Stored records:
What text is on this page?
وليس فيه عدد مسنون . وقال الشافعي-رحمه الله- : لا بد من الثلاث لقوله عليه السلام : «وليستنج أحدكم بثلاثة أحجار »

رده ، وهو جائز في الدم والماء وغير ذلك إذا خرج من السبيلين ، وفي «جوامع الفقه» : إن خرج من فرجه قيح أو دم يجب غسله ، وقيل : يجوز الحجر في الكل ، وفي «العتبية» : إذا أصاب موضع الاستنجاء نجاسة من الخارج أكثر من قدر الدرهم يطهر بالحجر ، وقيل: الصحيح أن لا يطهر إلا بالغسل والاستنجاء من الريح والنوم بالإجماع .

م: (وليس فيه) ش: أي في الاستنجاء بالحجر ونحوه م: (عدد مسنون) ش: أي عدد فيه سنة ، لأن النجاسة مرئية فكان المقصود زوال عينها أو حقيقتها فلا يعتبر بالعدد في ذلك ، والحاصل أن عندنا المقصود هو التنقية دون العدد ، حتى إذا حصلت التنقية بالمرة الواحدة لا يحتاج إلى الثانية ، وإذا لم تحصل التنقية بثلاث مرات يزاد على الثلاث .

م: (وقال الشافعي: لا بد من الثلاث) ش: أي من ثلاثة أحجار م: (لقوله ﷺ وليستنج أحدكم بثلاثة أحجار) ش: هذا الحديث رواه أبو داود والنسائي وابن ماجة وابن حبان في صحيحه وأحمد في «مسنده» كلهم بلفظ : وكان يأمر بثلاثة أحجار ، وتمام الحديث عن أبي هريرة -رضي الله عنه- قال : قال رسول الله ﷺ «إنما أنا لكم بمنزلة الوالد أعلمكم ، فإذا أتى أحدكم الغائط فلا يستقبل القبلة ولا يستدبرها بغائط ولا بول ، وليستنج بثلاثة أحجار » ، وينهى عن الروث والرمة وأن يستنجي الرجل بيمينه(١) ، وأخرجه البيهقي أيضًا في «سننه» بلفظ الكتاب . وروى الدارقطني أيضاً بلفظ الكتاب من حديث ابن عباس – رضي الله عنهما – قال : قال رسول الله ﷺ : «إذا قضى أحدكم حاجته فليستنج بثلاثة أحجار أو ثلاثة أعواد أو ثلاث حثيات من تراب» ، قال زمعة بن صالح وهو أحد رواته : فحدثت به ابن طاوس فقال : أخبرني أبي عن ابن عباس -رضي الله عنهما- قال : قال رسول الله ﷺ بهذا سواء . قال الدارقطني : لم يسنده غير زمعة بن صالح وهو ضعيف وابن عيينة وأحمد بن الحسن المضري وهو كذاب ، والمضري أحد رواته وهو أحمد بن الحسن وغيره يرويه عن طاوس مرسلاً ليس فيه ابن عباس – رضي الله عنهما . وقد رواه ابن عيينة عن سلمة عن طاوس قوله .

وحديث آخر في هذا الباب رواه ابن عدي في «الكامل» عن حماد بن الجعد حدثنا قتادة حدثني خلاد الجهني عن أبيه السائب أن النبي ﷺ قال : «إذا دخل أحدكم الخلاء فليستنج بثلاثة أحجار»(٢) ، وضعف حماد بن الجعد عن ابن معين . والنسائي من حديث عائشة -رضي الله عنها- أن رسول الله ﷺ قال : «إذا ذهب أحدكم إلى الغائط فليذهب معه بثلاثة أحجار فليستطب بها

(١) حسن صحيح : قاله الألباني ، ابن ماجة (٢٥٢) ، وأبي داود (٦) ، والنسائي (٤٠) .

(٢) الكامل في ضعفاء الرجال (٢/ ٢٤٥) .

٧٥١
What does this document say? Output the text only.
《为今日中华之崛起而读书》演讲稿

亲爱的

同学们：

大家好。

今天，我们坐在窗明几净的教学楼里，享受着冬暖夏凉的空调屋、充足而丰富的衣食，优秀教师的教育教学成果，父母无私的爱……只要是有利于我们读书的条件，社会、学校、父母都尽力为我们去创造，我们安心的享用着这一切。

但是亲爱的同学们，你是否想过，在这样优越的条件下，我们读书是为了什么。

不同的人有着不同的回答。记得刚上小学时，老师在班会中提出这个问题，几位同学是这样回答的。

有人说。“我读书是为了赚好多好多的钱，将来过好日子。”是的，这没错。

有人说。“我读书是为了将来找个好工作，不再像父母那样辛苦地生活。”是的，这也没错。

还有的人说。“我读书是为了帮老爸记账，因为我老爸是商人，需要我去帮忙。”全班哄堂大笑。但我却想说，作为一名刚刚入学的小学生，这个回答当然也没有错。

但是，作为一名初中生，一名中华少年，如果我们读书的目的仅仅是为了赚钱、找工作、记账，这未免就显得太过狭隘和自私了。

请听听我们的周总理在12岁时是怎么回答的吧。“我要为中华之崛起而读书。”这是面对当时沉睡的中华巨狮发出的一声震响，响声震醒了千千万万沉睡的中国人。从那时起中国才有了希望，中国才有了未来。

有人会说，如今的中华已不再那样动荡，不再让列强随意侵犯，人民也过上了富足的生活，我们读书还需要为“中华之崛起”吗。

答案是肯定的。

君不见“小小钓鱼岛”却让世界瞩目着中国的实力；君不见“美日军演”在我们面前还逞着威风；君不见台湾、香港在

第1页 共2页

**TASK**
Copy out all of the lines above exactly.

**SOLUTION TO THIS EXERCISE**
What text is on this page?
وليس فيه عدد مسنون . وقال الشافعي-رحمه الله- : لا بد من الثلاث لقوله عليه السلام : «وليستنج أحدكم بثلاثة أحجار »

رده ، وهو جائز في الدم والماء وغير ذلك إذا خرج من السبيلين ، وفي «جوامع الفقه» : إن خرج من فرجه قيح أو دم يجب غسله ، وقيل : يجوز الحجر في الكل ، وفي «العتبية» : إذا أصاب موضع الاستنجاء نجاسة من الخارج أكثر من قدر الدرهم يطهر بالحجر ، وقيل: الصحيح أن لا يطهر إلا بالغسل والاستنجاء من الريح والنوم بالإجماع .

م: (وليس فيه) ش: أي في الاستنجاء بالحجر ونحوه م: (عدد مسنون) ش: أي عدد فيه سنة ، لأن النجاسة مرئية فكان المقصود زوال عينها أو حقيقتها فلا يعتبر بالعدد في ذلك ، والحاصل أن عندنا المقصود هو التنقية دون العدد ، حتى إذا حصلت التنقية بالمرة الواحدة لا يحتاج إلى الثانية ، وإذا لم تحصل التنقية بثلاث مرات يزاد على الثلاث .

م: (وقال الشافعي: لا بد من الثلاث) ش: أي من ثلاثة أحجار م: (لقوله ﷺ وليستنج أحدكم بثلاثة أحجار) ش: هذا الحديث رواه أبو داود والنسائي وابن ماجة وابن حبان في صحيحه وأحمد في «مسنده» كلهم بلفظ : وكان يأمر بثلاثة أحجار ، وتمام الحديث عن أبي هريرة -رضي الله عنه- قال : قال رسول الله ﷺ «إنما أنا لكم بمنزلة الوالد أعلمكم ، فإذا أتى أحدكم الغائط فلا يستقبل القبلة ولا يستدبرها بغائط ولا بول ، وليستنج بثلاثة أحجار » ، وينهى عن الروث والرمة وأن يستنجي الرجل بيمينه(١) ، وأخرجه البيهقي أيضًا في «سننه» بلفظ الكتاب . وروى الدارقطني أيضاً بلفظ الكتاب من حديث ابن عباس – رضي الله عنهما – قال : قال رسول الله ﷺ : «إذا قضى أحدكم حاجته فليستنج بثلاثة أحجار أو ثلاثة أعواد أو ثلاث حثيات من تراب» ، قال زمعة بن صالح وهو أحد رواته : فحدثت به ابن طاوس فقال : أخبرني أبي عن ابن عباس -رضي الله عنهما- قال : قال رسول الله ﷺ بهذا سواء . قال الدارقطني : لم يسنده غير زمعة بن صالح وهو ضعيف وابن عيينة وأحمد بن الحسن المضري وهو كذاب ، والمضري أحد رواته وهو أحمد بن الحسن وغيره يرويه عن طاوس مرسلاً ليس فيه ابن عباس – رضي الله عنهما . وقد رواه ابن عيينة عن سلمة عن طاوس قوله .

وحديث آخر في هذا الباب رواه ابن عدي في «الكامل» عن حماد بن الجعد حدثنا قتادة حدثني خلاد الجهني عن أبيه السائب أن النبي ﷺ قال : «إذا دخل أحدكم الخلاء فليستنج بثلاثة أحجار»(٢) ، وضعف حماد بن الجعد عن ابن معين . والنسائي من حديث عائشة -رضي الله عنها- أن رسول الله ﷺ قال : «إذا ذهب أحدكم إلى الغائط فليذهب معه بثلاثة أحجار فليستطب بها

(١) حسن صحيح : قاله الألباني ، ابن ماجة (٢٥٢) ، وأبي داود (٦) ، والنسائي (٤٠) .

(٢) الكامل في ضعفاء الرجال (٢/ ٢٤٥) .

٧٥١
What does this document say? Output the text only.
《为今日中华之崛起而读书》演讲稿

亲爱的

同学们：

大家好。

今天，我们坐在窗明几净的教学楼里，享受着冬暖夏凉的空调屋、充足而丰富的衣食，优秀教师的教育教学成果，父母无私的爱……只要是有利于我们读书的条件，社会、学校、父母都尽力为我们去创造，我们安心的享用着这一切。

但是亲爱的同学们，你是否想过，在这样优越的条件下，我们读书是为了什么。

不同的人有着不同的回答。记得刚上小学时，老师在班会中提出这个问题，几位同学是这样回答的。

有人说。“我读书是为了赚好多好多的钱，将来过好日子。”是的，这没错。

有人说。“我读书是为了将来找个好工作，不再像父母那样辛苦地生活。”是的，这也没错。

还有的人说。“我读书是为了帮老爸记账，因为我老爸是商人，需要我去帮忙。”全班哄堂大笑。但我却想说，作为一名刚刚入学的小学生，这个回答当然也没有错。

但是，作为一名初中生，一名中华少年，如果我们读书的目的仅仅是为了赚钱、找工作、记账，这未免就显得太过狭隘和自私了。

请听听我们的周总理在12岁时是怎么回答的吧。“我要为中华之崛起而读书。”这是面对当时沉睡的中华巨狮发出的一声震响，响声震醒了千千万万沉睡的中国人。从那时起中国才有了希望，中国才有了未来。

有人会说，如今的中华已不再那样动荡，不再让列强随意侵犯，人民也过上了富足的生活，我们读书还需要为“中华之崛起”吗。

答案是肯定的。

君不见“小小钓鱼岛”却让世界瞩目着中国的实力；君不见“美日军演”在我们面前还逞着威风；君不见台湾、香港在

第1页 共2页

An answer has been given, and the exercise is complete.